(Recorded data)
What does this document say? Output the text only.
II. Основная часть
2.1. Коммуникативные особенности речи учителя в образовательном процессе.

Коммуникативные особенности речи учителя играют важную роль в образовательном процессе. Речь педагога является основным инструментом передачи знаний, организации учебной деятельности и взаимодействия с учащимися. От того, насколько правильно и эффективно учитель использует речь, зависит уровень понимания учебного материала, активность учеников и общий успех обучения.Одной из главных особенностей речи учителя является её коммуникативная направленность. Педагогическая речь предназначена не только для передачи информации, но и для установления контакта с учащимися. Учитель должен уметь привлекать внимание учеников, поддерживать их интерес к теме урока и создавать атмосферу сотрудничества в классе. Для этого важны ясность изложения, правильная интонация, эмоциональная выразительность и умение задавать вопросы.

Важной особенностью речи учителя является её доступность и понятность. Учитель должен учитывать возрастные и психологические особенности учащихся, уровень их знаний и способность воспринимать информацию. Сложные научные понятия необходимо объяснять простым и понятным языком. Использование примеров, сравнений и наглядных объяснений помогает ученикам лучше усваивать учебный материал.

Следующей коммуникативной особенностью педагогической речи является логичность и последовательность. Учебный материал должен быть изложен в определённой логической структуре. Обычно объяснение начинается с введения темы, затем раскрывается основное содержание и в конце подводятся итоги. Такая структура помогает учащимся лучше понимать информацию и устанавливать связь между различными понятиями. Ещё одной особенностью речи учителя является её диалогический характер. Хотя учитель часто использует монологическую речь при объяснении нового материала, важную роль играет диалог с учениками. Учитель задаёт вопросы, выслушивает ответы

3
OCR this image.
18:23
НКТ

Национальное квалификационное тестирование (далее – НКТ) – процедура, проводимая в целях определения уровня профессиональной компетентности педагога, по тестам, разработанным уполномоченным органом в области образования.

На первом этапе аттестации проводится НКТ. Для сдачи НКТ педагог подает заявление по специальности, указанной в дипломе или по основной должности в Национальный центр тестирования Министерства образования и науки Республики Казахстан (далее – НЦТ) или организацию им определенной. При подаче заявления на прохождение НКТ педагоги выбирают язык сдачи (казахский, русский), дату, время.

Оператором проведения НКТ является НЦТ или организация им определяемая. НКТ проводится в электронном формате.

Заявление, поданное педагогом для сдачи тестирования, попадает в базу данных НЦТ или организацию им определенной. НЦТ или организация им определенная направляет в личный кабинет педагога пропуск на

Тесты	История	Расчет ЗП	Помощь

**EXERCISE OBJECTIVE**
Begin with the line that contains "OCR this image." and set down each line exactly until the records above end, including the final line.

**TASK SOLUTION**
OCR this image.
18:23
НКТ

Национальное квалификационное тестирование (далее – НКТ) – процедура, проводимая в целях определения уровня профессиональной компетентности педагога, по тестам, разработанным уполномоченным органом в области образования.

На первом этапе аттестации проводится НКТ. Для сдачи НКТ педагог подает заявление по специальности, указанной в дипломе или по основной должности в Национальный центр тестирования Министерства образования и науки Республики Казахстан (далее – НЦТ) или организацию им определенной. При подаче заявления на прохождение НКТ педагоги выбирают язык сдачи (казахский, русский), дату, время.

Оператором проведения НКТ является НЦТ или организация им определяемая. НКТ проводится в электронном формате.

Заявление, поданное педагогом для сдачи тестирования, попадает в базу данных НЦТ или организацию им определенной. НЦТ или организация им определенная направляет в личный кабинет педагога пропуск на

Тесты	История	Расчет ЗП	Помощь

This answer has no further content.